■ **Records supplied**:
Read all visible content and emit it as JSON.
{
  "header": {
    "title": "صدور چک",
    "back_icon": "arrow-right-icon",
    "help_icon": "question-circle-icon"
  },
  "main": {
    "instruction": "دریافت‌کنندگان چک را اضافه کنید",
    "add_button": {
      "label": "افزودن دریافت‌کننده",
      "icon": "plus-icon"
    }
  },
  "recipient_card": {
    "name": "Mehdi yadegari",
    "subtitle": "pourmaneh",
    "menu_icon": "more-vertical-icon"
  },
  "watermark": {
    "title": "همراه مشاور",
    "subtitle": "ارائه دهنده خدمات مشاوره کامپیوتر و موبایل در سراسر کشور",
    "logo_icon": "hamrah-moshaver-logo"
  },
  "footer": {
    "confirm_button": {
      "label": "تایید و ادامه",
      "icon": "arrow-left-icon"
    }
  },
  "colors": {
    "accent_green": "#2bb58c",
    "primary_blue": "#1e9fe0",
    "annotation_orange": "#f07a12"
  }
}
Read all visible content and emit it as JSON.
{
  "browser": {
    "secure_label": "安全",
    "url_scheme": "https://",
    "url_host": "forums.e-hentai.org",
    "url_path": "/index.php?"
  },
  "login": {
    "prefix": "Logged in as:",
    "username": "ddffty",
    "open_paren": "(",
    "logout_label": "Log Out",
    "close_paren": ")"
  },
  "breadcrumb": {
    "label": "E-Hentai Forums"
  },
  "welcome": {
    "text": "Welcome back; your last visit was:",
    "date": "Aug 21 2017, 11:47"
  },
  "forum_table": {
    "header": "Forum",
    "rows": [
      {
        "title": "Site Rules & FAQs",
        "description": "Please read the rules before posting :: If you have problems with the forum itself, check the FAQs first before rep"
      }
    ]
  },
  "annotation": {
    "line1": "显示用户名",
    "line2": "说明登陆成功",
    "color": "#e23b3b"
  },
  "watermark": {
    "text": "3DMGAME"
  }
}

■ **Requirement**: Quote every line of the data, word for word.

■ **Answer to this exercise**:
Read all visible content and emit it as JSON.
{
  "header": {
    "title": "صدور چک",
    "back_icon": "arrow-right-icon",
    "help_icon": "question-circle-icon"
  },
  "main": {
    "instruction": "دریافت‌کنندگان چک را اضافه کنید",
    "add_button": {
      "label": "افزودن دریافت‌کننده",
      "icon": "plus-icon"
    }
  },
  "recipient_card": {
    "name": "Mehdi yadegari",
    "subtitle": "pourmaneh",
    "menu_icon": "more-vertical-icon"
  },
  "watermark": {
    "title": "همراه مشاور",
    "subtitle": "ارائه دهنده خدمات مشاوره کامپیوتر و موبایل در سراسر کشور",
    "logo_icon": "hamrah-moshaver-logo"
  },
  "footer": {
    "confirm_button": {
      "label": "تایید و ادامه",
      "icon": "arrow-left-icon"
    }
  },
  "colors": {
    "accent_green": "#2bb58c",
    "primary_blue": "#1e9fe0",
    "annotation_orange": "#f07a12"
  }
}
Read all visible content and emit it as JSON.
{
  "browser": {
    "secure_label": "安全",
    "url_scheme": "https://",
    "url_host": "forums.e-hentai.org",
    "url_path": "/index.php?"
  },
  "login": {
    "prefix": "Logged in as:",
    "username": "ddffty",
    "open_paren": "(",
    "logout_label": "Log Out",
    "close_paren": ")"
  },
  "breadcrumb": {
    "label": "E-Hentai Forums"
  },
  "welcome": {
    "text": "Welcome back; your last visit was:",
    "date": "Aug 21 2017, 11:47"
  },
  "forum_table": {
    "header": "Forum",
    "rows": [
      {
        "title": "Site Rules & FAQs",
        "description": "Please read the rules before posting :: If you have problems with the forum itself, check the FAQs first before rep"
      }
    ]
  },
  "annotation": {
    "line1": "显示用户名",
    "line2": "说明登陆成功",
    "color": "#e23b3b"
  },
  "watermark": {
    "text": "3DMGAME"
  }
}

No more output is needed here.